__What you should do__. Write every record out again exactly as given.

** Begin Data for this exercise **

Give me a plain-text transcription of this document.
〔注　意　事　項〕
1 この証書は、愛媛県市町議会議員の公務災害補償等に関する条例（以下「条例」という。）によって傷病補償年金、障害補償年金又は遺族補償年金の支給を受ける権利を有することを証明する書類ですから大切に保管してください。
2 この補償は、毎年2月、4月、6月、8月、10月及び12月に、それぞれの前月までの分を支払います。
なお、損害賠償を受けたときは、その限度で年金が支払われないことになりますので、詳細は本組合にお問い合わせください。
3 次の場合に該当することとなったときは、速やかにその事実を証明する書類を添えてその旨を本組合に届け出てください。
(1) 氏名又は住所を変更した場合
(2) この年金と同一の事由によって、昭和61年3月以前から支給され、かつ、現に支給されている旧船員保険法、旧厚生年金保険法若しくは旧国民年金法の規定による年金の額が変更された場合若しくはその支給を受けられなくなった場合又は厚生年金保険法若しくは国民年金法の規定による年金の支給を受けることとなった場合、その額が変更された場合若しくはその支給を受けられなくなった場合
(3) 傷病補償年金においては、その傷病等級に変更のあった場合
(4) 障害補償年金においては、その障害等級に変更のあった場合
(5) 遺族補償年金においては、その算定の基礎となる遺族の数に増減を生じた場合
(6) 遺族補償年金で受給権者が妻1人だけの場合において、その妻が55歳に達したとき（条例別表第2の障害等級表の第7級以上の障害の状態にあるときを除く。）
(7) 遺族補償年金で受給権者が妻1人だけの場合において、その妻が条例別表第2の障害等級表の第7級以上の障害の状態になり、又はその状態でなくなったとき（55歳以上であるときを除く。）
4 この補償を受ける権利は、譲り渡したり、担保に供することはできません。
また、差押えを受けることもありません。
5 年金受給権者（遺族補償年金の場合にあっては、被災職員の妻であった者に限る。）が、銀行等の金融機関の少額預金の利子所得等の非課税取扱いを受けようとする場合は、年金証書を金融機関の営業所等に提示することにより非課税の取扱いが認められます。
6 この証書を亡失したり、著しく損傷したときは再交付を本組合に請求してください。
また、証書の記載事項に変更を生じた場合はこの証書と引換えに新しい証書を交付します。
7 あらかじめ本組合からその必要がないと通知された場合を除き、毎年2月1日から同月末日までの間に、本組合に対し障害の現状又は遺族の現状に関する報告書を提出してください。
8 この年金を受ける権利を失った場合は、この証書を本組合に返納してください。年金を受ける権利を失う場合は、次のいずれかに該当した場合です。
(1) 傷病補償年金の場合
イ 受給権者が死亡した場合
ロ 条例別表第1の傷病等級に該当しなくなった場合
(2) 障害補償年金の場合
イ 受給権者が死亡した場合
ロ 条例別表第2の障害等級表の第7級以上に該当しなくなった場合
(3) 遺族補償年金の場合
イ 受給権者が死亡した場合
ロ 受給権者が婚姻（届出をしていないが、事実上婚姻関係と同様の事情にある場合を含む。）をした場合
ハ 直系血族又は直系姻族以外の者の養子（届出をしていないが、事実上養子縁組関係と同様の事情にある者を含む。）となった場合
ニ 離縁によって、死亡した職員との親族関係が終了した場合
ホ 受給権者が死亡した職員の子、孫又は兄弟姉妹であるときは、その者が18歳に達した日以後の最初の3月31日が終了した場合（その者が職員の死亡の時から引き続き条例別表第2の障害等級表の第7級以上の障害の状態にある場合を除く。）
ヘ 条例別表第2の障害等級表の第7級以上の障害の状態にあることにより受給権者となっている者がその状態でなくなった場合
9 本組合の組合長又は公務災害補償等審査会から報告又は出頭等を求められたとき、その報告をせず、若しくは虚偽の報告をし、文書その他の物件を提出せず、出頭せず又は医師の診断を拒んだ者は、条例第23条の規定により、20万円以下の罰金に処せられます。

** End Data for this exercise **

__The answer__.
Give me a plain-text transcription of this document.
〔注　意　事　項〕
1 この証書は、愛媛県市町議会議員の公務災害補償等に関する条例（以下「条例」という。）によって傷病補償年金、障害補償年金又は遺族補償年金の支給を受ける権利を有することを証明する書類ですから大切に保管してください。
2 この補償は、毎年2月、4月、6月、8月、10月及び12月に、それぞれの前月までの分を支払います。
なお、損害賠償を受けたときは、その限度で年金が支払われないことになりますので、詳細は本組合にお問い合わせください。
3 次の場合に該当することとなったときは、速やかにその事実を証明する書類を添えてその旨を本組合に届け出てください。
(1) 氏名又は住所を変更した場合
(2) この年金と同一の事由によって、昭和61年3月以前から支給され、かつ、現に支給されている旧船員保険法、旧厚生年金保険法若しくは旧国民年金法の規定による年金の額が変更された場合若しくはその支給を受けられなくなった場合又は厚生年金保険法若しくは国民年金法の規定による年金の支給を受けることとなった場合、その額が変更された場合若しくはその支給を受けられなくなった場合
(3) 傷病補償年金においては、その傷病等級に変更のあった場合
(4) 障害補償年金においては、その障害等級に変更のあった場合
(5) 遺族補償年金においては、その算定の基礎となる遺族の数に増減を生じた場合
(6) 遺族補償年金で受給権者が妻1人だけの場合において、その妻が55歳に達したとき（条例別表第2の障害等級表の第7級以上の障害の状態にあるときを除く。）
(7) 遺族補償年金で受給権者が妻1人だけの場合において、その妻が条例別表第2の障害等級表の第7級以上の障害の状態になり、又はその状態でなくなったとき（55歳以上であるときを除く。）
4 この補償を受ける権利は、譲り渡したり、担保に供することはできません。
また、差押えを受けることもありません。
5 年金受給権者（遺族補償年金の場合にあっては、被災職員の妻であった者に限る。）が、銀行等の金融機関の少額預金の利子所得等の非課税取扱いを受けようとする場合は、年金証書を金融機関の営業所等に提示することにより非課税の取扱いが認められます。
6 この証書を亡失したり、著しく損傷したときは再交付を本組合に請求してください。
また、証書の記載事項に変更を生じた場合はこの証書と引換えに新しい証書を交付します。
7 あらかじめ本組合からその必要がないと通知された場合を除き、毎年2月1日から同月末日までの間に、本組合に対し障害の現状又は遺族の現状に関する報告書を提出してください。
8 この年金を受ける権利を失った場合は、この証書を本組合に返納してください。年金を受ける権利を失う場合は、次のいずれかに該当した場合です。
(1) 傷病補償年金の場合
イ 受給権者が死亡した場合
ロ 条例別表第1の傷病等級に該当しなくなった場合
(2) 障害補償年金の場合
イ 受給権者が死亡した場合
ロ 条例別表第2の障害等級表の第7級以上に該当しなくなった場合
(3) 遺族補償年金の場合
イ 受給権者が死亡した場合
ロ 受給権者が婚姻（届出をしていないが、事実上婚姻関係と同様の事情にある場合を含む。）をした場合
ハ 直系血族又は直系姻族以外の者の養子（届出をしていないが、事実上養子縁組関係と同様の事情にある者を含む。）となった場合
ニ 離縁によって、死亡した職員との親族関係が終了した場合
ホ 受給権者が死亡した職員の子、孫又は兄弟姉妹であるときは、その者が18歳に達した日以後の最初の3月31日が終了した場合（その者が職員の死亡の時から引き続き条例別表第2の障害等級表の第7級以上の障害の状態にある場合を除く。）
ヘ 条例別表第2の障害等級表の第7級以上の障害の状態にあることにより受給権者となっている者がその状態でなくなった場合
9 本組合の組合長又は公務災害補償等審査会から報告又は出頭等を求められたとき、その報告をせず、若しくは虚偽の報告をし、文書その他の物件を提出せず、出頭せず又は医師の診断を拒んだ者は、条例第23条の規定により、20万円以下の罰金に処せられます。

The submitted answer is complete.